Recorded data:
------------------------------------------------------------------------
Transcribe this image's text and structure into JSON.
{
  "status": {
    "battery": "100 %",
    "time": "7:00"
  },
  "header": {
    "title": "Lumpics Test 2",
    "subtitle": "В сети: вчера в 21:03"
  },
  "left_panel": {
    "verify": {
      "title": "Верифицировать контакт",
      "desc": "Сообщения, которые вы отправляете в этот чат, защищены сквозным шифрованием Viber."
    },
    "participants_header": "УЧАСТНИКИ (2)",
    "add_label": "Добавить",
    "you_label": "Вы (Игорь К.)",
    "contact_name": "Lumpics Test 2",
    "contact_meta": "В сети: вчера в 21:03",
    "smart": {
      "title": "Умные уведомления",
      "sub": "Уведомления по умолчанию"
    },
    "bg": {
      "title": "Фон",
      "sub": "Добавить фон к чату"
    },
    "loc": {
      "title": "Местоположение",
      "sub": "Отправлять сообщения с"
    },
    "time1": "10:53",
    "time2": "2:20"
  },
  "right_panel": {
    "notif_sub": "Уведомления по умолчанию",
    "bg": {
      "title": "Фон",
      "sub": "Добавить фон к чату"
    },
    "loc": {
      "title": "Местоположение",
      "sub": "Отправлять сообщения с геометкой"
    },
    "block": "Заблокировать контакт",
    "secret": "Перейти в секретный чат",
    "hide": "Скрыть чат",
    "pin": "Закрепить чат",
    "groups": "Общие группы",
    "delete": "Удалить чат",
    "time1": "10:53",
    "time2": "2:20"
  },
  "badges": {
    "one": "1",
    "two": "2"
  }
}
------------------------------------------------------------------------
• _Problem details_:
Repeat every record, keeping each word and mark exactly as it is.

• _Written answer_:
Transcribe this image's text and structure into JSON.
{
  "status": {
    "battery": "100 %",
    "time": "7:00"
  },
  "header": {
    "title": "Lumpics Test 2",
    "subtitle": "В сети: вчера в 21:03"
  },
  "left_panel": {
    "verify": {
      "title": "Верифицировать контакт",
      "desc": "Сообщения, которые вы отправляете в этот чат, защищены сквозным шифрованием Viber."
    },
    "participants_header": "УЧАСТНИКИ (2)",
    "add_label": "Добавить",
    "you_label": "Вы (Игорь К.)",
    "contact_name": "Lumpics Test 2",
    "contact_meta": "В сети: вчера в 21:03",
    "smart": {
      "title": "Умные уведомления",
      "sub": "Уведомления по умолчанию"
    },
    "bg": {
      "title": "Фон",
      "sub": "Добавить фон к чату"
    },
    "loc": {
      "title": "Местоположение",
      "sub": "Отправлять сообщения с"
    },
    "time1": "10:53",
    "time2": "2:20"
  },
  "right_panel": {
    "notif_sub": "Уведомления по умолчанию",
    "bg": {
      "title": "Фон",
      "sub": "Добавить фон к чату"
    },
    "loc": {
      "title": "Местоположение",
      "sub": "Отправлять сообщения с геометкой"
    },
    "block": "Заблокировать контакт",
    "secret": "Перейти в секретный чат",
    "hide": "Скрыть чат",
    "pin": "Закрепить чат",
    "groups": "Общие группы",
    "delete": "Удалить чат",
    "time1": "10:53",
    "time2": "2:20"
  },
  "badges": {
    "one": "1",
    "two": "2"
  }
}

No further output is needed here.